__RECORDS__:
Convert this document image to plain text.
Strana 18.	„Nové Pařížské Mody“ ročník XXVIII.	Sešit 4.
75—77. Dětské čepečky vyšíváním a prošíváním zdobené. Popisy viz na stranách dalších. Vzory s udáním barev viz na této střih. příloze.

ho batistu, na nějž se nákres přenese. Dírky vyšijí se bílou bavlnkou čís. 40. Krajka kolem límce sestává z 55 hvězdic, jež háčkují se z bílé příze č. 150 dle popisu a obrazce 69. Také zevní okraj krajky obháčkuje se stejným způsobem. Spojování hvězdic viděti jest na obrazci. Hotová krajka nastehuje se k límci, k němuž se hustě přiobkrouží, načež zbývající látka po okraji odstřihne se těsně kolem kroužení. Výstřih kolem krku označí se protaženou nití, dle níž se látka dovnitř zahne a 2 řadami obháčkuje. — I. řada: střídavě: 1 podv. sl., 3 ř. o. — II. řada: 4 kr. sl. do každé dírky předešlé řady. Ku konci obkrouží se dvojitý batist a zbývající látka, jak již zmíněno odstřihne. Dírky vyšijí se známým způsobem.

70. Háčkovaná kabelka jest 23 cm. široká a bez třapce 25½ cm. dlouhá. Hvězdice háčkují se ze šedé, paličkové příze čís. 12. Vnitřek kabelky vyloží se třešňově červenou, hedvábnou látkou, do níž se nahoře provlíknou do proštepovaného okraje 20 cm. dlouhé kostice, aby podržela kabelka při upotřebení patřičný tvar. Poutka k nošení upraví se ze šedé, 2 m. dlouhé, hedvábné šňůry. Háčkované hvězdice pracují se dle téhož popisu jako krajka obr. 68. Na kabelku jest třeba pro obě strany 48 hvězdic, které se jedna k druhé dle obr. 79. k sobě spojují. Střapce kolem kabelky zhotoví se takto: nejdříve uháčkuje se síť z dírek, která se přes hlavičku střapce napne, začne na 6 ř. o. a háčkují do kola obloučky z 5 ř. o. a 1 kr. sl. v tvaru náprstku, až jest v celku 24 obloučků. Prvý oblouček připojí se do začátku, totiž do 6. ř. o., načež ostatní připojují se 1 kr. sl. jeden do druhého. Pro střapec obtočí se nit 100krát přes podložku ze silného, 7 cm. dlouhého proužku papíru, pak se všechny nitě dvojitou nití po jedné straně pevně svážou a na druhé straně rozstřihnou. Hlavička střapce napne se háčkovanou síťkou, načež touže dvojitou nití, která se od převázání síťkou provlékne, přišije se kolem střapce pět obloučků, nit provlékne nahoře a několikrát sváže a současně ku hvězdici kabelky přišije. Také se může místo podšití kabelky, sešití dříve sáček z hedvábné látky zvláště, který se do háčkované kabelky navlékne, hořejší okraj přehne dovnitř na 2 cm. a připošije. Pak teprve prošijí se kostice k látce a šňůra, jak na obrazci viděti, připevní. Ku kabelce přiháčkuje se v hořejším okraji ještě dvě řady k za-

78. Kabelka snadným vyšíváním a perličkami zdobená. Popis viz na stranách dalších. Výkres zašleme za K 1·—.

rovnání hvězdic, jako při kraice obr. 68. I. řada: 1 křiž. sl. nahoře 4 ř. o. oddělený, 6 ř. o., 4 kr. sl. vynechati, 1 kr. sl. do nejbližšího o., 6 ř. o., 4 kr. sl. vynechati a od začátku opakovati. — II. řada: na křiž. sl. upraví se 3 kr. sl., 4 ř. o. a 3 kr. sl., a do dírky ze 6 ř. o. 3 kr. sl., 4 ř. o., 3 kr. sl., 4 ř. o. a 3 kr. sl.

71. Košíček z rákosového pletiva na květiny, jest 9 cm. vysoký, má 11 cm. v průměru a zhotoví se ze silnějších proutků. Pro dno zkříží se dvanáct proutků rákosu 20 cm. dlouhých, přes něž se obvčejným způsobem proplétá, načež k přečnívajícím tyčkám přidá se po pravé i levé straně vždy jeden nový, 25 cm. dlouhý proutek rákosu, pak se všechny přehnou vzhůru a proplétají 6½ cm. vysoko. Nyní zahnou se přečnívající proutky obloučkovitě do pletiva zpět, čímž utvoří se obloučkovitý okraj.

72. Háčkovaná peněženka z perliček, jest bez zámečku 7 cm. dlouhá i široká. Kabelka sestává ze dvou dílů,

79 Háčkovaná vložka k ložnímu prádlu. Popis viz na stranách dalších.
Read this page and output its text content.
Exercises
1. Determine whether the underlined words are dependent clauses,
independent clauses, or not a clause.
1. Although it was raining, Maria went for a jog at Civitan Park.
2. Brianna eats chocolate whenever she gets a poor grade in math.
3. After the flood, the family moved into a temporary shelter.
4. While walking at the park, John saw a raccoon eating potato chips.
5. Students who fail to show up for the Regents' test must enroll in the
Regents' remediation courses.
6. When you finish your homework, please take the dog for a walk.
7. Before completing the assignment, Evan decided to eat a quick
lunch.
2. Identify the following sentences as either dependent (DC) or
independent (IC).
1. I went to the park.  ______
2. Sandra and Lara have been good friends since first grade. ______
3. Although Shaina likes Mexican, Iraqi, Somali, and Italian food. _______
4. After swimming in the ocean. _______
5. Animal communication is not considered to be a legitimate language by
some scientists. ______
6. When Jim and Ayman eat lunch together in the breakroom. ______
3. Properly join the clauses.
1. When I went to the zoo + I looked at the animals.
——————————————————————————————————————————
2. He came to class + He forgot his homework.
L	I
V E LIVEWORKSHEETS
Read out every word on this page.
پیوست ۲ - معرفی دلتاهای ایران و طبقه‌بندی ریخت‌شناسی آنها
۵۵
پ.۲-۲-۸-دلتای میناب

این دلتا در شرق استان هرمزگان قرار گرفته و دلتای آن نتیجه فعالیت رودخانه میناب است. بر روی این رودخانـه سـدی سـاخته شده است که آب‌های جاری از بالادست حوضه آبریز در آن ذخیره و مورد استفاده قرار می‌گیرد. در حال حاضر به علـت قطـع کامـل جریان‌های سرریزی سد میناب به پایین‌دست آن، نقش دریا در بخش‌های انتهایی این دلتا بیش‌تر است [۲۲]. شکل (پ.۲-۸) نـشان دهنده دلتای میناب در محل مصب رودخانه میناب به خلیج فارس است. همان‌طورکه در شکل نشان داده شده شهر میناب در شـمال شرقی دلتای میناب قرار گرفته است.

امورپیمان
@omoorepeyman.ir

__TASK PROMPT__: Where a line of the entries contains the word "independent", copy that line.

__COMPLETE ANSWER__:
independent clauses, or not a clause.
independent (IC).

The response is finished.